Dataset excerpt
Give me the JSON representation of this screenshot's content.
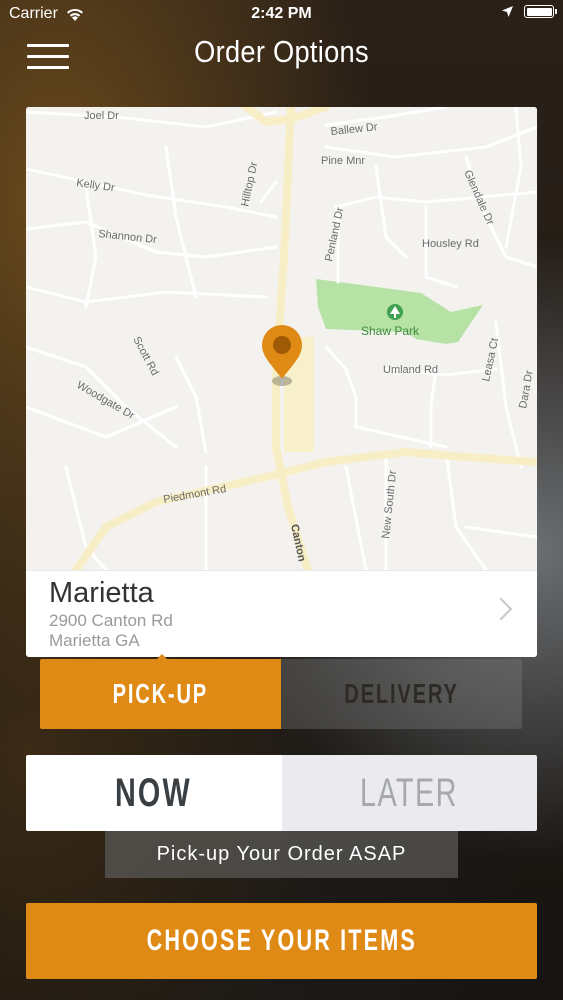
{
  "status_bar": {
    "carrier": "Carrier",
    "time": "2:42 PM",
    "icons": [
      "wifi-icon",
      "location-arrow-icon",
      "battery-icon"
    ]
  },
  "nav": {
    "title": "Order Options",
    "menu_icon": "hamburger-menu-icon"
  },
  "map": {
    "street_labels": {
      "joel": "Joel Dr",
      "ballew": "Ballew Dr",
      "pine": "Pine Mnr",
      "hilltop": "Hilltop Dr",
      "kelly": "Kelly Dr",
      "glendale": "Glendale Dr",
      "shannon": "Shannon Dr",
      "penland": "Penland Dr",
      "housley": "Housley Rd",
      "shaw_park": "Shaw Park",
      "scott": "Scott Rd",
      "umland": "Umland Rd",
      "leasa": "Leasa Ct",
      "dara": "Dara Dr",
      "woodgate": "Woodgate Dr",
      "piedmont": "Piedmont Rd",
      "new_south": "New South Dr",
      "canton": "Canton"
    },
    "colors": {
      "land": "#f4f2ee",
      "park": "#b6e2a6",
      "major_road": "#f8eec6",
      "pin": "#e08a16"
    }
  },
  "location": {
    "name": "Marietta",
    "address_line1": "2900 Canton Rd",
    "address_line2": "Marietta GA"
  },
  "order_mode": {
    "pickup_label": "PICK-UP",
    "delivery_label": "DELIVERY",
    "selected": "PICK-UP"
  },
  "order_time": {
    "now_label": "NOW",
    "later_label": "LATER",
    "selected": "NOW"
  },
  "hint": "Pick-up Your Order ASAP",
  "cta_label": "CHOOSE YOUR ITEMS",
  "accent_color": "#e08a16"
}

| To be done |
Are you able to set down all the lines above exactly, without any pictures?

| Exercise solution |
Give me the JSON representation of this screenshot's content.
{
  "status_bar": {
    "carrier": "Carrier",
    "time": "2:42 PM",
    "icons": [
      "wifi-icon",
      "location-arrow-icon",
      "battery-icon"
    ]
  },
  "nav": {
    "title": "Order Options",
    "menu_icon": "hamburger-menu-icon"
  },
  "map": {
    "street_labels": {
      "joel": "Joel Dr",
      "ballew": "Ballew Dr",
      "pine": "Pine Mnr",
      "hilltop": "Hilltop Dr",
      "kelly": "Kelly Dr",
      "glendale": "Glendale Dr",
      "shannon": "Shannon Dr",
      "penland": "Penland Dr",
      "housley": "Housley Rd",
      "shaw_park": "Shaw Park",
      "scott": "Scott Rd",
      "umland": "Umland Rd",
      "leasa": "Leasa Ct",
      "dara": "Dara Dr",
      "woodgate": "Woodgate Dr",
      "piedmont": "Piedmont Rd",
      "new_south": "New South Dr",
      "canton": "Canton"
    },
    "colors": {
      "land": "#f4f2ee",
      "park": "#b6e2a6",
      "major_road": "#f8eec6",
      "pin": "#e08a16"
    }
  },
  "location": {
    "name": "Marietta",
    "address_line1": "2900 Canton Rd",
    "address_line2": "Marietta GA"
  },
  "order_mode": {
    "pickup_label": "PICK-UP",
    "delivery_label": "DELIVERY",
    "selected": "PICK-UP"
  },
  "order_time": {
    "now_label": "NOW",
    "later_label": "LATER",
    "selected": "NOW"
  },
  "hint": "Pick-up Your Order ASAP",
  "cta_label": "CHOOSE YOUR ITEMS",
  "accent_color": "#e08a16"
}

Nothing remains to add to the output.